→ WORK TO COMPLETE
Make an exact copy of the data below, leaving out every picture.

→ DATASET ENTRIES
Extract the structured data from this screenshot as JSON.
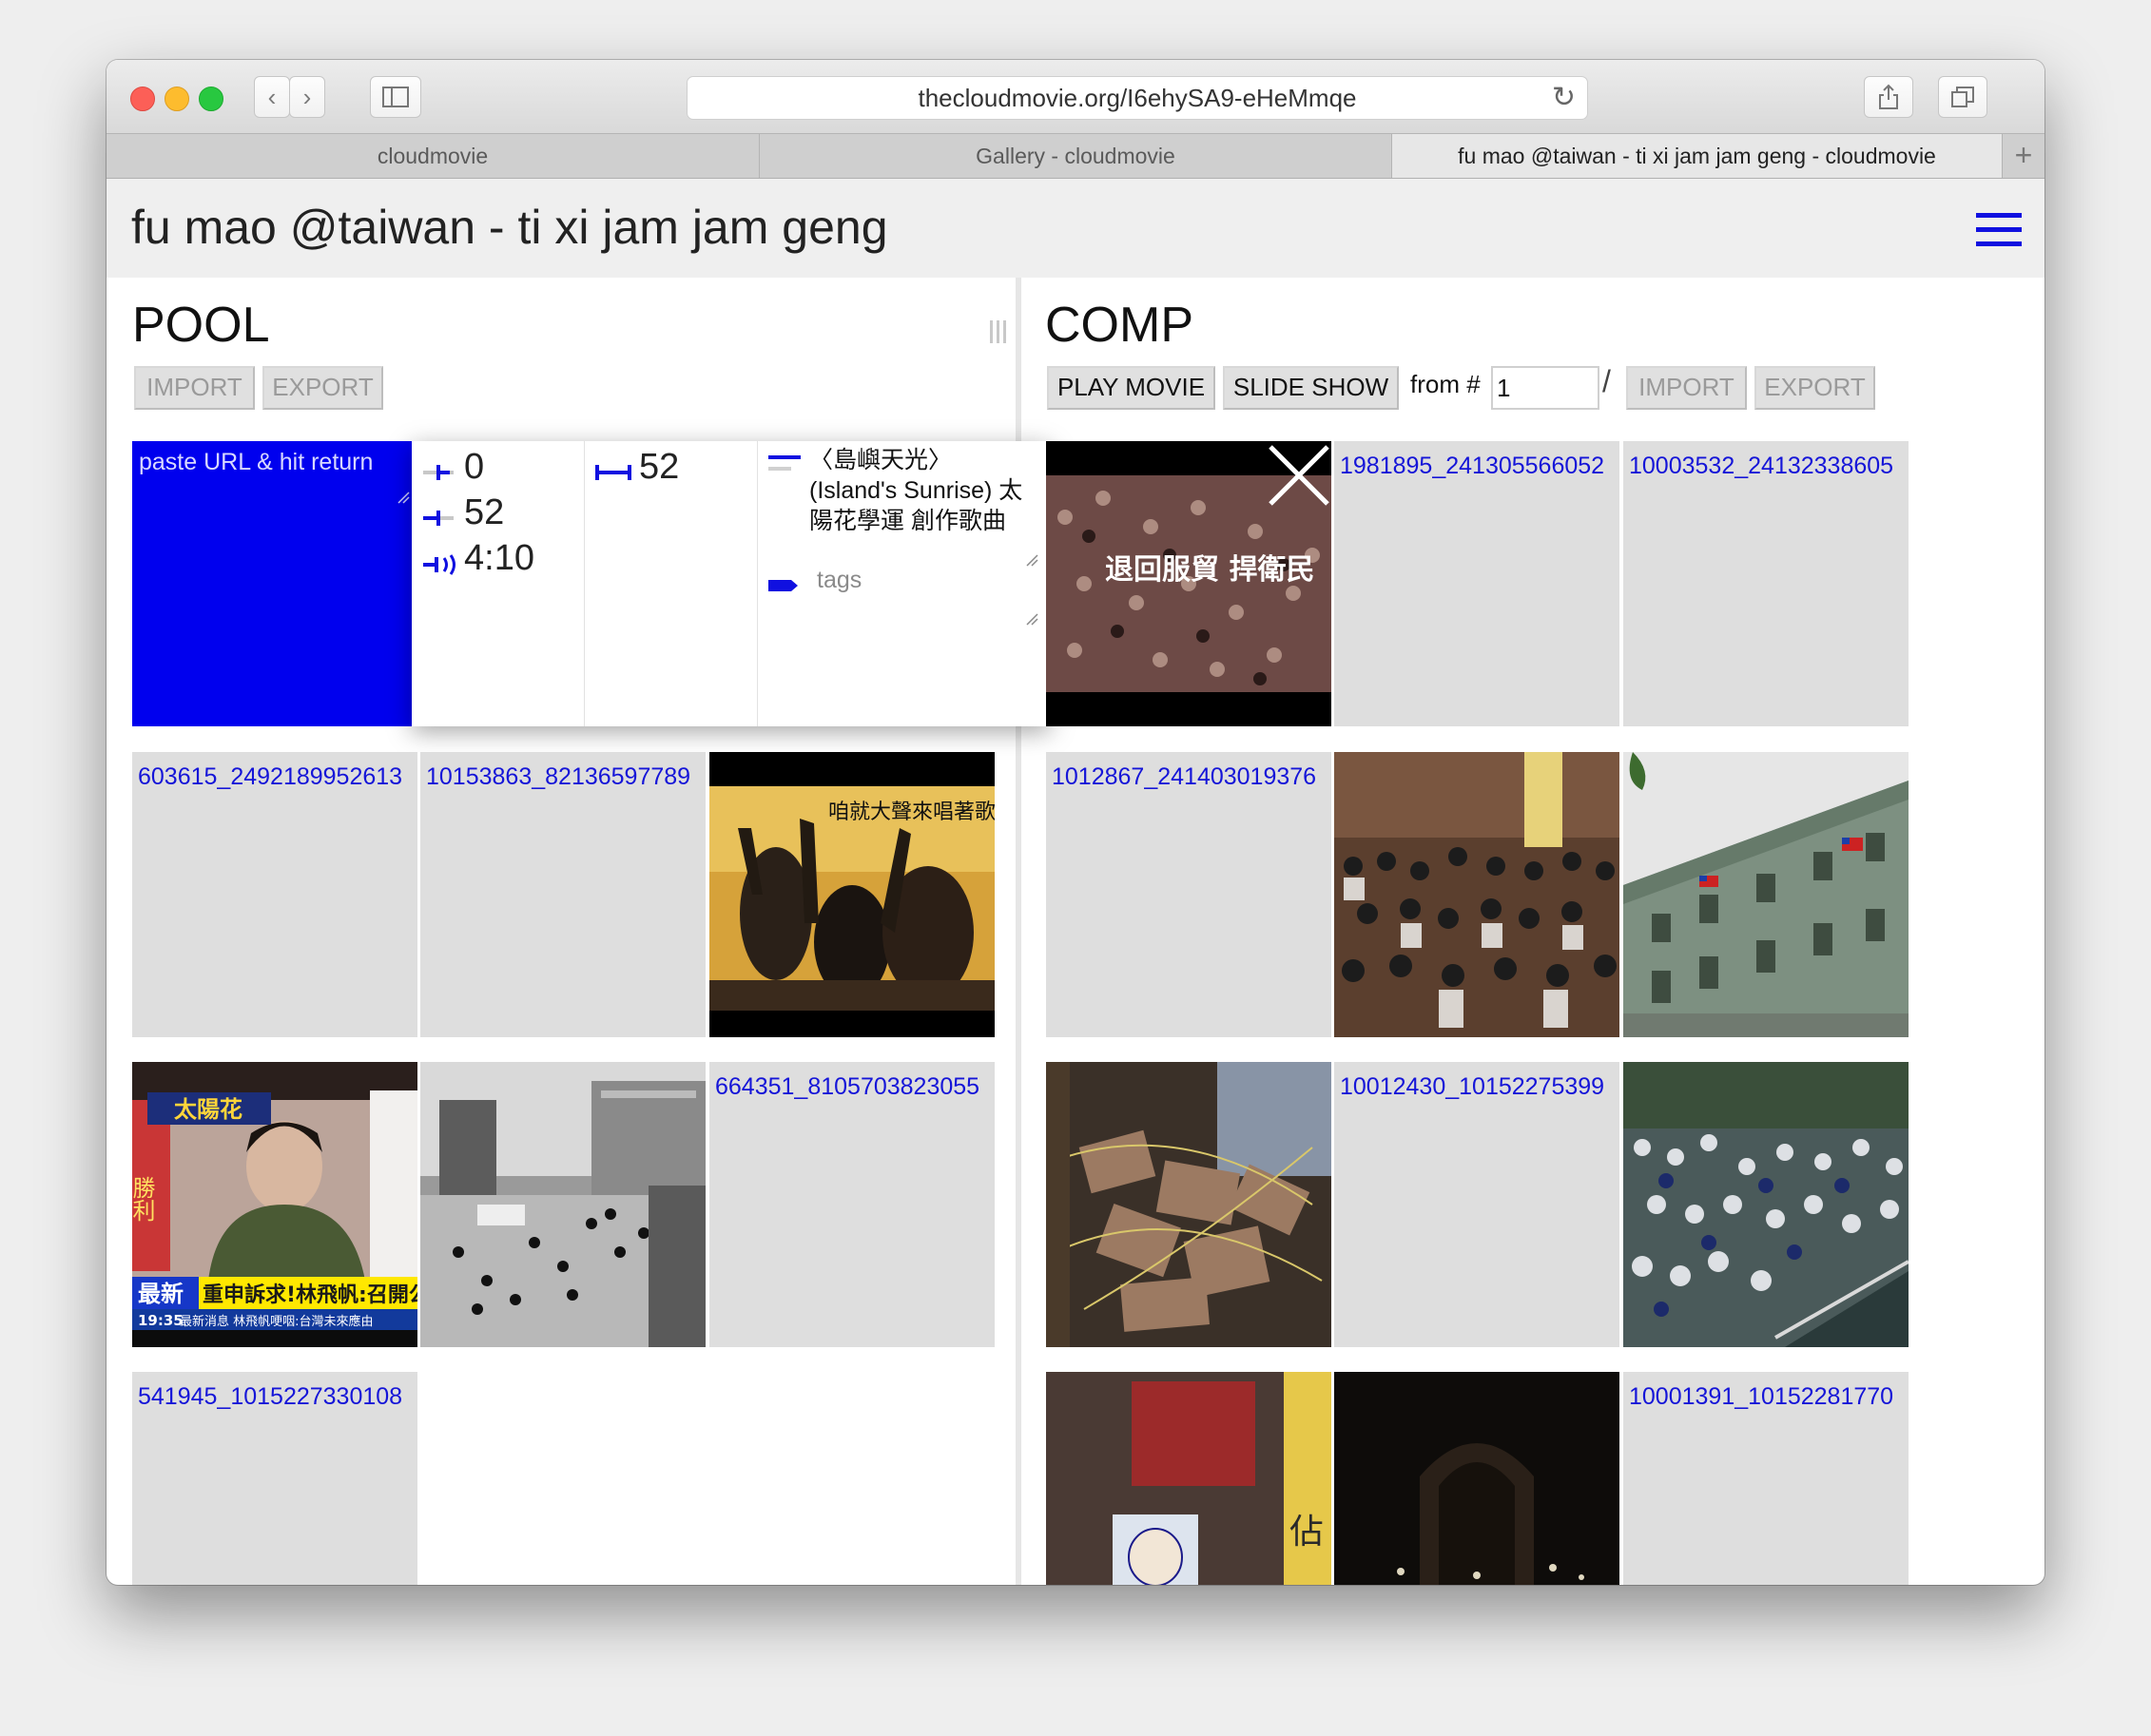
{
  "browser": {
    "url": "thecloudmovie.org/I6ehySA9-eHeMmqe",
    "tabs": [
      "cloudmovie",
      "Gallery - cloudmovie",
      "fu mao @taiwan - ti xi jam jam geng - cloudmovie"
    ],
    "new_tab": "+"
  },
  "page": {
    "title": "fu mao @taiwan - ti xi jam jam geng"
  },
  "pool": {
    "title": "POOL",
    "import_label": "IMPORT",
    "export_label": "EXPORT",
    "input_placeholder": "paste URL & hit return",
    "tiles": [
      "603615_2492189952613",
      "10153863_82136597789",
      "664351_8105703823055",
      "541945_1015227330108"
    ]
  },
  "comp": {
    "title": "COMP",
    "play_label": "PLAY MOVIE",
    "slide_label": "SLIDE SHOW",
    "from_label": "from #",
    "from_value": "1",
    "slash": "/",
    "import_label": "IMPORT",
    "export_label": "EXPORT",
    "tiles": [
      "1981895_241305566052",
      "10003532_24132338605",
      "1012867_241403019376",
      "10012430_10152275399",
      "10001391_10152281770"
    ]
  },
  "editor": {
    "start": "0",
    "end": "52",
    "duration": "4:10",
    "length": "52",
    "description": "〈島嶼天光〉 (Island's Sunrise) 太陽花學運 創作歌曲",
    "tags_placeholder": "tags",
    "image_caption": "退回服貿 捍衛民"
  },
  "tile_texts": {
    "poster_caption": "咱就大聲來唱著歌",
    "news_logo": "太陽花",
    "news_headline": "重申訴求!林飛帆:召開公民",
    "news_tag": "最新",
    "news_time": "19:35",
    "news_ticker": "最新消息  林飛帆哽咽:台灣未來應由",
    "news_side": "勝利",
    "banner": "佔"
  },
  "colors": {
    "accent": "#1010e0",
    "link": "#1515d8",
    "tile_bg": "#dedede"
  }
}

→ PROBLEM SOLUTION
Extract the structured data from this screenshot as JSON.
{
  "browser": {
    "url": "thecloudmovie.org/I6ehySA9-eHeMmqe",
    "tabs": [
      "cloudmovie",
      "Gallery - cloudmovie",
      "fu mao @taiwan - ti xi jam jam geng - cloudmovie"
    ],
    "new_tab": "+"
  },
  "page": {
    "title": "fu mao @taiwan - ti xi jam jam geng"
  },
  "pool": {
    "title": "POOL",
    "import_label": "IMPORT",
    "export_label": "EXPORT",
    "input_placeholder": "paste URL & hit return",
    "tiles": [
      "603615_2492189952613",
      "10153863_82136597789",
      "664351_8105703823055",
      "541945_1015227330108"
    ]
  },
  "comp": {
    "title": "COMP",
    "play_label": "PLAY MOVIE",
    "slide_label": "SLIDE SHOW",
    "from_label": "from #",
    "from_value": "1",
    "slash": "/",
    "import_label": "IMPORT",
    "export_label": "EXPORT",
    "tiles": [
      "1981895_241305566052",
      "10003532_24132338605",
      "1012867_241403019376",
      "10012430_10152275399",
      "10001391_10152281770"
    ]
  },
  "editor": {
    "start": "0",
    "end": "52",
    "duration": "4:10",
    "length": "52",
    "description": "〈島嶼天光〉 (Island's Sunrise) 太陽花學運 創作歌曲",
    "tags_placeholder": "tags",
    "image_caption": "退回服貿 捍衛民"
  },
  "tile_texts": {
    "poster_caption": "咱就大聲來唱著歌",
    "news_logo": "太陽花",
    "news_headline": "重申訴求!林飛帆:召開公民",
    "news_tag": "最新",
    "news_time": "19:35",
    "news_ticker": "最新消息  林飛帆哽咽:台灣未來應由",
    "news_side": "勝利",
    "banner": "佔"
  },
  "colors": {
    "accent": "#1010e0",
    "link": "#1515d8",
    "tile_bg": "#dedede"
  }
}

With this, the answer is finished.